Objective - Transcribe each line of the material as it is, and drop any picture.

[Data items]
◇ ◇ ◇ ◇ ◇ ◇ ◇

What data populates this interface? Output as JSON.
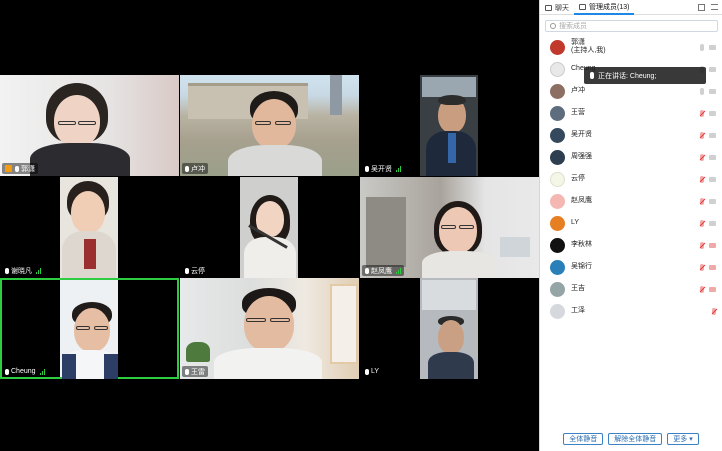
{
  "panel": {
    "tab_chat": "聊天",
    "tab_members": "管理成员(13)",
    "search_placeholder": "搜索成员",
    "toast_text": "正在讲话: Cheung;",
    "footer": {
      "mute_all": "全体静音",
      "unmute_all": "解除全体静音",
      "more": "更多 ▾"
    },
    "participants": [
      {
        "name": "郭潇",
        "sub": "(主持人,我)",
        "avatar_color": "#c0392b",
        "mic_off": false,
        "cam_off": false
      },
      {
        "name": "Cheung",
        "sub": "",
        "avatar_color": "#e8e8e8",
        "mic_off": false,
        "cam_off": false
      },
      {
        "name": "卢冲",
        "sub": "",
        "avatar_color": "#8d6e63",
        "mic_off": false,
        "cam_off": false
      },
      {
        "name": "王营",
        "sub": "",
        "avatar_color": "#5d6d7e",
        "mic_off": true,
        "cam_off": false
      },
      {
        "name": "吴开贤",
        "sub": "",
        "avatar_color": "#34495e",
        "mic_off": true,
        "cam_off": false
      },
      {
        "name": "周强强",
        "sub": "",
        "avatar_color": "#2c3e50",
        "mic_off": true,
        "cam_off": false
      },
      {
        "name": "云停",
        "sub": "",
        "avatar_color": "#f4f6e8",
        "mic_off": true,
        "cam_off": false
      },
      {
        "name": "赵凤鹰",
        "sub": "",
        "avatar_color": "#f5b7b1",
        "mic_off": true,
        "cam_off": false
      },
      {
        "name": "LY",
        "sub": "",
        "avatar_color": "#e67e22",
        "mic_off": true,
        "cam_off": false
      },
      {
        "name": "李秋林",
        "sub": "",
        "avatar_color": "#111111",
        "mic_off": true,
        "cam_off": true
      },
      {
        "name": "吴锦行",
        "sub": "",
        "avatar_color": "#2980b9",
        "mic_off": true,
        "cam_off": true
      },
      {
        "name": "王吉",
        "sub": "",
        "avatar_color": "#95a5a6",
        "mic_off": true,
        "cam_off": true
      },
      {
        "name": "工泽",
        "sub": "",
        "avatar_color": "#d5d8dc",
        "mic_off": true,
        "cam_off": null
      }
    ]
  },
  "videos": [
    {
      "name": "郭潇",
      "host": true,
      "signal": false
    },
    {
      "name": "卢冲",
      "host": false,
      "signal": false
    },
    {
      "name": "吴开贤",
      "host": false,
      "signal": true
    },
    {
      "name": "谢晓凡",
      "host": false,
      "signal": true
    },
    {
      "name": "云停",
      "host": false,
      "signal": false
    },
    {
      "name": "赵凤鹰",
      "host": false,
      "signal": true
    },
    {
      "name": "Cheung",
      "host": false,
      "signal": true
    },
    {
      "name": "王雷",
      "host": false,
      "signal": false
    },
    {
      "name": "LY",
      "host": false,
      "signal": false
    }
  ]
}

◇ ◇ ◇ ◇ ◇ ◇ ◇

Answer to this task -
What data populates this interface? Output as JSON.
{
  "panel": {
    "tab_chat": "聊天",
    "tab_members": "管理成员(13)",
    "search_placeholder": "搜索成员",
    "toast_text": "正在讲话: Cheung;",
    "footer": {
      "mute_all": "全体静音",
      "unmute_all": "解除全体静音",
      "more": "更多 ▾"
    },
    "participants": [
      {
        "name": "郭潇",
        "sub": "(主持人,我)",
        "avatar_color": "#c0392b",
        "mic_off": false,
        "cam_off": false
      },
      {
        "name": "Cheung",
        "sub": "",
        "avatar_color": "#e8e8e8",
        "mic_off": false,
        "cam_off": false
      },
      {
        "name": "卢冲",
        "sub": "",
        "avatar_color": "#8d6e63",
        "mic_off": false,
        "cam_off": false
      },
      {
        "name": "王营",
        "sub": "",
        "avatar_color": "#5d6d7e",
        "mic_off": true,
        "cam_off": false
      },
      {
        "name": "吴开贤",
        "sub": "",
        "avatar_color": "#34495e",
        "mic_off": true,
        "cam_off": false
      },
      {
        "name": "周强强",
        "sub": "",
        "avatar_color": "#2c3e50",
        "mic_off": true,
        "cam_off": false
      },
      {
        "name": "云停",
        "sub": "",
        "avatar_color": "#f4f6e8",
        "mic_off": true,
        "cam_off": false
      },
      {
        "name": "赵凤鹰",
        "sub": "",
        "avatar_color": "#f5b7b1",
        "mic_off": true,
        "cam_off": false
      },
      {
        "name": "LY",
        "sub": "",
        "avatar_color": "#e67e22",
        "mic_off": true,
        "cam_off": false
      },
      {
        "name": "李秋林",
        "sub": "",
        "avatar_color": "#111111",
        "mic_off": true,
        "cam_off": true
      },
      {
        "name": "吴锦行",
        "sub": "",
        "avatar_color": "#2980b9",
        "mic_off": true,
        "cam_off": true
      },
      {
        "name": "王吉",
        "sub": "",
        "avatar_color": "#95a5a6",
        "mic_off": true,
        "cam_off": true
      },
      {
        "name": "工泽",
        "sub": "",
        "avatar_color": "#d5d8dc",
        "mic_off": true,
        "cam_off": null
      }
    ]
  },
  "videos": [
    {
      "name": "郭潇",
      "host": true,
      "signal": false
    },
    {
      "name": "卢冲",
      "host": false,
      "signal": false
    },
    {
      "name": "吴开贤",
      "host": false,
      "signal": true
    },
    {
      "name": "谢晓凡",
      "host": false,
      "signal": true
    },
    {
      "name": "云停",
      "host": false,
      "signal": false
    },
    {
      "name": "赵凤鹰",
      "host": false,
      "signal": true
    },
    {
      "name": "Cheung",
      "host": false,
      "signal": true
    },
    {
      "name": "王雷",
      "host": false,
      "signal": false
    },
    {
      "name": "LY",
      "host": false,
      "signal": false
    }
  ]
}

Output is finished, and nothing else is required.